§ SHORT PROBLEM 1
Convert the part of the entries that opens with the line containing "Patent image size: (1065, 1008)." and closes with the line containing "The location A is at (843, 386).", both lines included, into a JSON list of strings with one string per line and blank lines omitted.

§ EXTRACTED TEXT
4.0118 Sony Electronic Books (Cross-posting) (1/84)

Elaine Brennan & Allen Renear (EDITORS@BROWNVM.BITNET)
Wed, 23 May 90 20:18:06 EDT

Humanist Discussion Group, Vol. 4, No. 0118. Wednesday, 23 May 1990.

Date: Wed, 23 May 90 08:12 CDT
From: Bob Boynton <BLABYNPD@UIAMVS>
Subject: Sony electronic books
Forwarded by: Michael Hart <HART@UIUCVMD>
Cross-Posted to: GUTNBERG; MBU-L; OBI; PACS-L

The Washington Post had a story a week ago on Sony's "electronic book."
That is the only place I have seen it mentioned. It is not a whole lot
of information -- Bob Boynton

Sony to Make Electronic Books
'Data Discman' Player Will Use 3-Inch CDs

David Thurber

Tokyo, May 15--Sony Corp., the brains behind the ubiquitous Walkman
stereo, said today it will introduce an "electronic book" system that
uses a palm-size player for reading books recorded on 3-inch compact

Sony's "Data Discman" player has a screen that displays text recorded on
CDs called Electronic Books that each can store about 100,000 pages of
text--more than 300 paperback books, Sony officials said.

§ RECORDS TO PROCESS
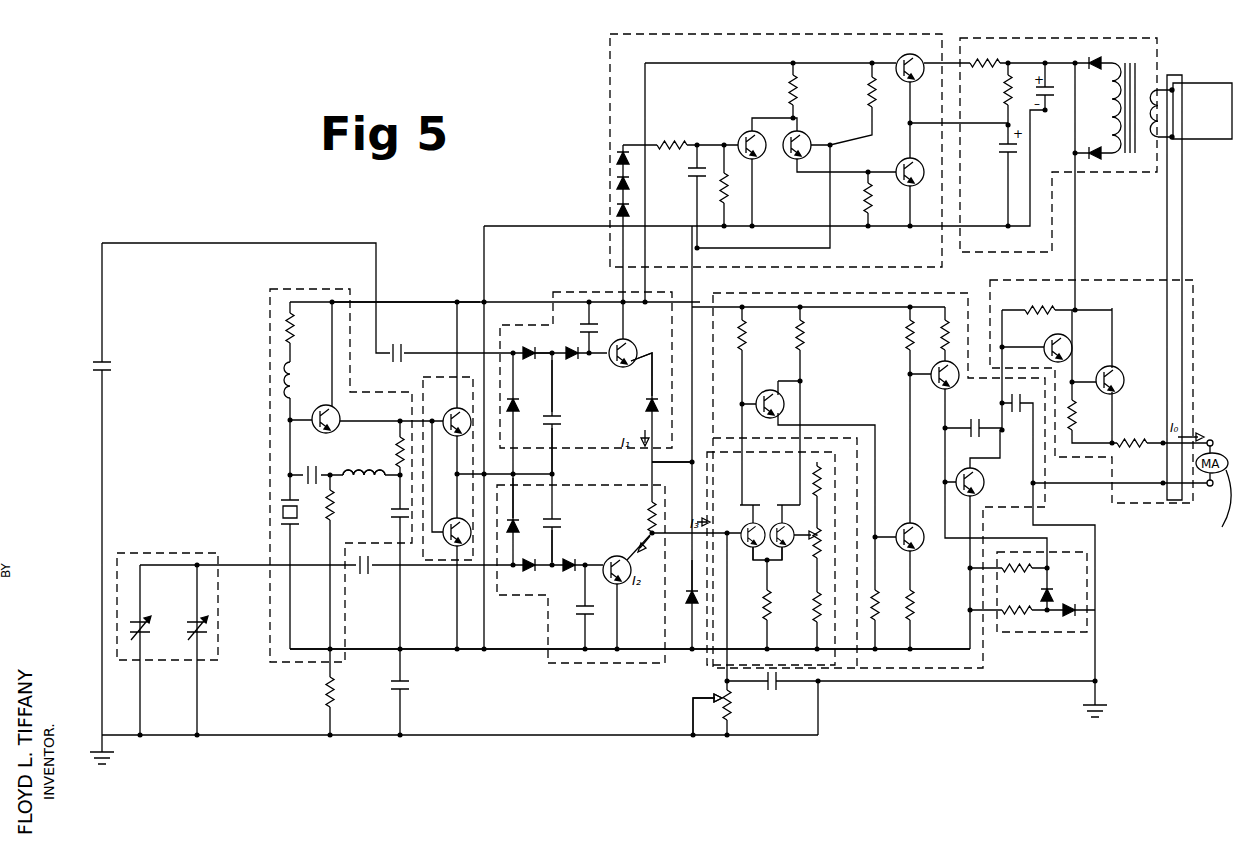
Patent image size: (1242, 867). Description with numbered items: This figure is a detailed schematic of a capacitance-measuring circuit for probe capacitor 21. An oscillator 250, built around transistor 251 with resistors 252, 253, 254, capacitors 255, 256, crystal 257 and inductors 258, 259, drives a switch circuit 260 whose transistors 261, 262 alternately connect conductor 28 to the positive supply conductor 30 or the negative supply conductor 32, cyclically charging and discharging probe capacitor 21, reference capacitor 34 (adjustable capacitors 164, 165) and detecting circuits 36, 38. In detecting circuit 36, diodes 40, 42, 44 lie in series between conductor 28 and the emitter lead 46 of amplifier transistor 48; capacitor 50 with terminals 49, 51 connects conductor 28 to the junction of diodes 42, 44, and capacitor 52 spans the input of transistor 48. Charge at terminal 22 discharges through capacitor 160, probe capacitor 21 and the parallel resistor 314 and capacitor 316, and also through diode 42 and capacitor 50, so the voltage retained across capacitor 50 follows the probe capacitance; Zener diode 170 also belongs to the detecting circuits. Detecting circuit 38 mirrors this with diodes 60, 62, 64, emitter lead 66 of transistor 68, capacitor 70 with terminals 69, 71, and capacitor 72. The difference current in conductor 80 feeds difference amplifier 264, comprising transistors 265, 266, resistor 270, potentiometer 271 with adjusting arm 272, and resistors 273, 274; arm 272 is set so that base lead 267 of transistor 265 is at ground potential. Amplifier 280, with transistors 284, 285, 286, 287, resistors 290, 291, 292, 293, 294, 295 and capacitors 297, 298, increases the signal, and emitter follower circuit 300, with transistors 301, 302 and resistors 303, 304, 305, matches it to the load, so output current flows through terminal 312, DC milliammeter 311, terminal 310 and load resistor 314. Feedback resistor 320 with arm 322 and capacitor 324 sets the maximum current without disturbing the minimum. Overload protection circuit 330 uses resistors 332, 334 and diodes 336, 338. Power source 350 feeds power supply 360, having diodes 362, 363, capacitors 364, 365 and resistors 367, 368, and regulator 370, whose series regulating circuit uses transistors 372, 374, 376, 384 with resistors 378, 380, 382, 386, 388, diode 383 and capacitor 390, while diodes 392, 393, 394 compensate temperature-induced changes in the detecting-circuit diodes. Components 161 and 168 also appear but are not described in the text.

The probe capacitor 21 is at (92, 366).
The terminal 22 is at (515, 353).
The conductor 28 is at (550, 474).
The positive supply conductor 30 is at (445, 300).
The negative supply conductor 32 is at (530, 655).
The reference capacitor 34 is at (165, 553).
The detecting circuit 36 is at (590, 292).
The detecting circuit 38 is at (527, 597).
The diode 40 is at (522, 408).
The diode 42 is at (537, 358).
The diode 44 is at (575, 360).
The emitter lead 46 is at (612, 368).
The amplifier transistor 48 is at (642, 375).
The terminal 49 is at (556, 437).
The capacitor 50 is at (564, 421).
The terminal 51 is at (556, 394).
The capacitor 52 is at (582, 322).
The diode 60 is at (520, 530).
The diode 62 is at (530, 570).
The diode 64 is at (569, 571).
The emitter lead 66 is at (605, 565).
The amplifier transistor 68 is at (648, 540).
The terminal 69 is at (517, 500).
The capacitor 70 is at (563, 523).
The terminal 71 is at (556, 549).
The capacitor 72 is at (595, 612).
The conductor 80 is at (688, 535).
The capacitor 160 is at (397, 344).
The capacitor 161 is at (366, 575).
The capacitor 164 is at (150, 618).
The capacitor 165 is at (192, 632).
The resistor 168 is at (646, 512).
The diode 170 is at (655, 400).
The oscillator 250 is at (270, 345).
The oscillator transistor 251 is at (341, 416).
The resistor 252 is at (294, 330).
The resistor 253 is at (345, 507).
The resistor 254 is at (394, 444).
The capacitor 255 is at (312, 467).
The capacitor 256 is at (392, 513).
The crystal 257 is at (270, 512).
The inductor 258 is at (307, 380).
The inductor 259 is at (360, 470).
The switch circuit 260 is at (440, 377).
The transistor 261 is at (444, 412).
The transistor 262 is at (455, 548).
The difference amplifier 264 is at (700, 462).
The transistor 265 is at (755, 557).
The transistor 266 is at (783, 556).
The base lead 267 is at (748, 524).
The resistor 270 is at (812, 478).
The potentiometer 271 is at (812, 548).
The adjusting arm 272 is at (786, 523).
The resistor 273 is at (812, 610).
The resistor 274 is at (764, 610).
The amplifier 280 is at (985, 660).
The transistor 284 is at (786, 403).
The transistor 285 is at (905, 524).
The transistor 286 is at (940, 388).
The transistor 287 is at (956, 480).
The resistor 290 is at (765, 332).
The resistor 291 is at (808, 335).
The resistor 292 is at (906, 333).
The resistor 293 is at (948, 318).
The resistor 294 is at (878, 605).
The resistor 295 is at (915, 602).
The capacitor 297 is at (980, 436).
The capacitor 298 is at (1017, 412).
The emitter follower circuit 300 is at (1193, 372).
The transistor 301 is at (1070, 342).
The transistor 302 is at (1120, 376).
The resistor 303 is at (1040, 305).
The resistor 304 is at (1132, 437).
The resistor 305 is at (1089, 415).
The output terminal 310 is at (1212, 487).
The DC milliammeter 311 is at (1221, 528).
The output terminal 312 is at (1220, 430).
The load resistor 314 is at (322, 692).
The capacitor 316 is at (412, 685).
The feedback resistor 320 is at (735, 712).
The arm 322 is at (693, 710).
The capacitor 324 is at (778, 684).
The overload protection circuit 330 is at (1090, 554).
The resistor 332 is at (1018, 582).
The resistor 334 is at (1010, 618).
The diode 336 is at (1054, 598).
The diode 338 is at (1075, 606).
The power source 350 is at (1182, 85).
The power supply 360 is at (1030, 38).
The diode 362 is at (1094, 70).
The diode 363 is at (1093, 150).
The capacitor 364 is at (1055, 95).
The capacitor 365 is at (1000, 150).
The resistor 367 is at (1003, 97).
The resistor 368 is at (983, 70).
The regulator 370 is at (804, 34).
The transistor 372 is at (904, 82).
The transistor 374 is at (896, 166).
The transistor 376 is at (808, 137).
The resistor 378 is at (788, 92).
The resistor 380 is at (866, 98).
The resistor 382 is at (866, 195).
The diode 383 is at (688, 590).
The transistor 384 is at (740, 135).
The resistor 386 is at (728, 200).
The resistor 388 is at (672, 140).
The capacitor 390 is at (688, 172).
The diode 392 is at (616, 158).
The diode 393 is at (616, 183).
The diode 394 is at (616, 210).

...

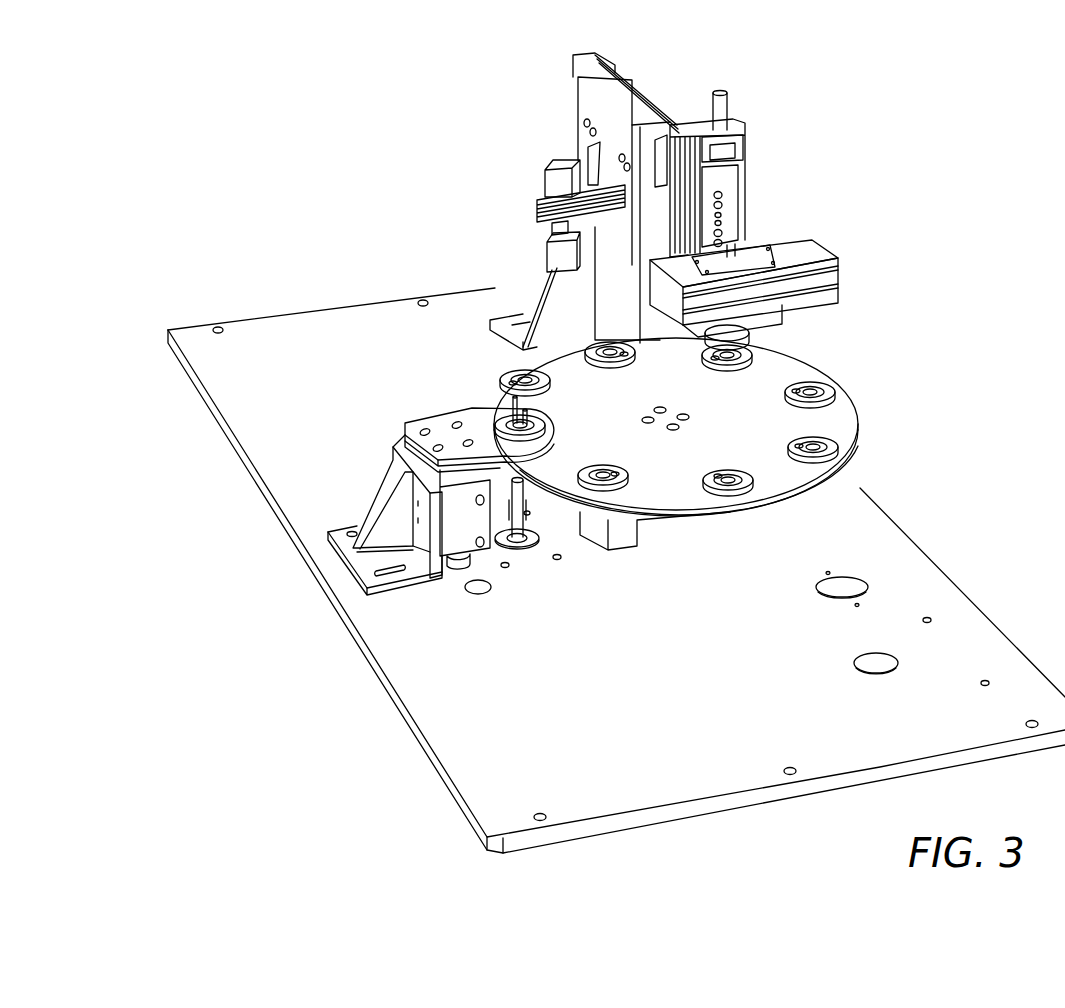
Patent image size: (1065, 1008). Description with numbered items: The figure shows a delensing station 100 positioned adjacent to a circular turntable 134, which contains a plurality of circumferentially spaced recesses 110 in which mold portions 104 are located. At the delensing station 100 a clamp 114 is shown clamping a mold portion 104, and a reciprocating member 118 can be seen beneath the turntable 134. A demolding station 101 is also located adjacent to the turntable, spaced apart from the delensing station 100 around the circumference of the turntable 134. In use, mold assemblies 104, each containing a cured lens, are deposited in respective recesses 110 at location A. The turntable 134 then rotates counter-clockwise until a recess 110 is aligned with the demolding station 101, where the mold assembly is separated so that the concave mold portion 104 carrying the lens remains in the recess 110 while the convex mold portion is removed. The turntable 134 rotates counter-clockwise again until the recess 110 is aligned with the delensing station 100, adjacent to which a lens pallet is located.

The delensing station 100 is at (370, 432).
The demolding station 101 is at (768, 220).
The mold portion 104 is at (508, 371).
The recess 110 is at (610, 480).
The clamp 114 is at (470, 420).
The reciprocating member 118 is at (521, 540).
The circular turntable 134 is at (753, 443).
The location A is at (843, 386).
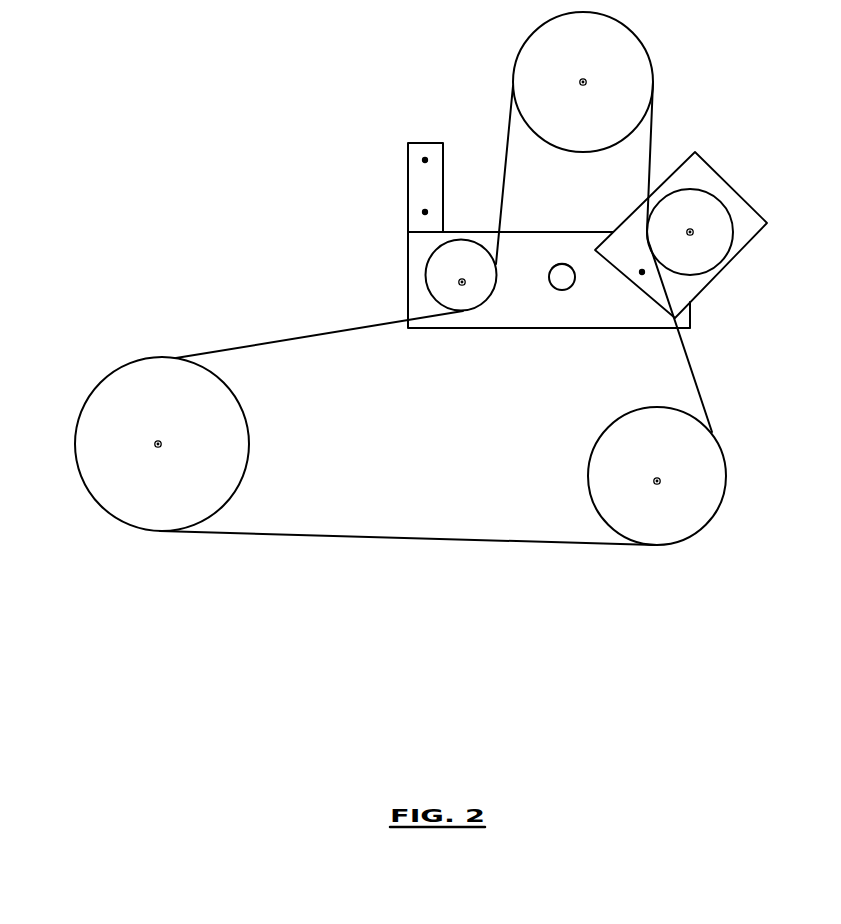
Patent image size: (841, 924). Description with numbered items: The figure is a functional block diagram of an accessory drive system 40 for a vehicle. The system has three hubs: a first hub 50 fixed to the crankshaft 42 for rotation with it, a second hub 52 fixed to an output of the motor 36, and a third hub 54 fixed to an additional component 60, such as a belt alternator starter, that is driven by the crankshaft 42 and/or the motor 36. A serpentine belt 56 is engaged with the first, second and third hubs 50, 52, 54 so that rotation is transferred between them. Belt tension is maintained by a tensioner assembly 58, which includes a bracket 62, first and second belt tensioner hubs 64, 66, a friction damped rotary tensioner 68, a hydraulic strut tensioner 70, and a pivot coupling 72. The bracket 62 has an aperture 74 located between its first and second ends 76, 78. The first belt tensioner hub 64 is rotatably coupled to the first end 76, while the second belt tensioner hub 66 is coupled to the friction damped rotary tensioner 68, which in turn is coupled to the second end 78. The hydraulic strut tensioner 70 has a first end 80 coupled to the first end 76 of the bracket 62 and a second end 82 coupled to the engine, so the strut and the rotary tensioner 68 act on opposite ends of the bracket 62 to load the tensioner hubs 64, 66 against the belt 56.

...

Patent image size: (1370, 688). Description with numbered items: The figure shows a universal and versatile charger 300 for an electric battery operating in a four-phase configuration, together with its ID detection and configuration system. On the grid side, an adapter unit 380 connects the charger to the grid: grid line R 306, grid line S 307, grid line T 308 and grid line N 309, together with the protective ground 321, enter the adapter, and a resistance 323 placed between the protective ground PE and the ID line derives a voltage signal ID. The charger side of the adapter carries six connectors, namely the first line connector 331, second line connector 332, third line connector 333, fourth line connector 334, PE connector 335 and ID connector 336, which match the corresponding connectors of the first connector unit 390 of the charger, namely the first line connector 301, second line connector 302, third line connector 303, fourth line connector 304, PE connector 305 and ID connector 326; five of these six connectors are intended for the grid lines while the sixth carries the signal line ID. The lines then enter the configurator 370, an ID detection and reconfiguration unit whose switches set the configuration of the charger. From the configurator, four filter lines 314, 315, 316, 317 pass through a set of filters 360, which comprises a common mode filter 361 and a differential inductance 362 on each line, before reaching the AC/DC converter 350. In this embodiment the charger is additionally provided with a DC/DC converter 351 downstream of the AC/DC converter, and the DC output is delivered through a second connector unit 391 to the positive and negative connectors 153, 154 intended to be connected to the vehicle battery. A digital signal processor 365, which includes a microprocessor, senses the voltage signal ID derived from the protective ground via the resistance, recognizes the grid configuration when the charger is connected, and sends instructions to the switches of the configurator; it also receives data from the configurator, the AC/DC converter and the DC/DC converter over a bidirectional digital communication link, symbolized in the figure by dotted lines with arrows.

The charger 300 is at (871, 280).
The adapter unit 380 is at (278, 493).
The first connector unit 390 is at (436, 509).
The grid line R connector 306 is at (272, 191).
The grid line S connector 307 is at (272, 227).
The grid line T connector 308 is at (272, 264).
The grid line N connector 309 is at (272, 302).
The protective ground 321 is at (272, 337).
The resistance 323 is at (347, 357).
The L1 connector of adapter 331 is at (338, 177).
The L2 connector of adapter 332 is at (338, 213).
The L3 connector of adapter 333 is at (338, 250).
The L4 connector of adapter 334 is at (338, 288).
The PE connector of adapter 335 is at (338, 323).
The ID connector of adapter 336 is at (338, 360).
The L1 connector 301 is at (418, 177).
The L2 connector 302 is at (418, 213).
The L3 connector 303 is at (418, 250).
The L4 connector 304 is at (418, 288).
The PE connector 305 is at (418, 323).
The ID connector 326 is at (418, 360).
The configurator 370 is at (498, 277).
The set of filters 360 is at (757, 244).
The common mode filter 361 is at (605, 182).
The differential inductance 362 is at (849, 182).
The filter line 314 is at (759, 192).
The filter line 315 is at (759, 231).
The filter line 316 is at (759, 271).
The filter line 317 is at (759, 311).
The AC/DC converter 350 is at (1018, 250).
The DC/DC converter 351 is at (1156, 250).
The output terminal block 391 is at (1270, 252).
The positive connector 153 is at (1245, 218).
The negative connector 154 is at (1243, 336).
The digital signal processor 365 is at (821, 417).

§ SHORT PROBLEM 2
Reproduce word for word the part of the post on Sony's electronic books that opens with the words "Sony to Make" and closes with "Sony officials said.".

§ EXERCISE ANSWER 1
[
  "Patent image size: (1065, 1008). Description with numbered items: The figure shows a delensing station 100 positioned adjacent to a circular turntable 134, which contains a plurality of circumferentially spaced recesses 110 in which mold portions 104 are located. At the delensing station 100 a clamp 114 is shown clamping a mold portion 104, and a reciprocating member 118 can be seen beneath the turntable 134. A demolding station 101 is also located adjacent to the turntable, spaced apart from the delensing station 100 around the circumference of the turntable 134. In use, mold assemblies 104, each containing a cured lens, are deposited in respective recesses 110 at location A. The turntable 134 then rotates counter-clockwise until a recess 110 is aligned with the demolding station 101, where the mold assembly is separated so that the concave mold portion 104 carrying the lens remains in the recess 110 while the convex mold portion is removed. The turntable 134 rotates counter-clockwise again until the recess 110 is aligned with the delensing station 100, adjacent to which a lens pallet is located.",
  "The delensing station 100 is at (370, 432).",
  "The demolding station 101 is at (768, 220).",
  "The mold portion 104 is at (508, 371).",
  "The recess 110 is at (610, 480).",
  "The clamp 114 is at (470, 420).",
  "The reciprocating member 118 is at (521, 540).",
  "The circular turntable 134 is at (753, 443).",
  "The location A is at (843, 386)."
]

§ EXERCISE ANSWER 2
Sony to Make Electronic Books
'Data Discman' Player Will Use 3-Inch CDs

David Thurber

Tokyo, May 15--Sony Corp., the brains behind the ubiquitous Walkman
stereo, said today it will introduce an "electronic book" system that
uses a palm-size player for reading books recorded on 3-inch compact

Sony's "Data Discman" player has a screen that displays text recorded on
CDs called Electronic Books that each can store about 100,000 pages of
text--more than 300 paperback books, Sony officials said.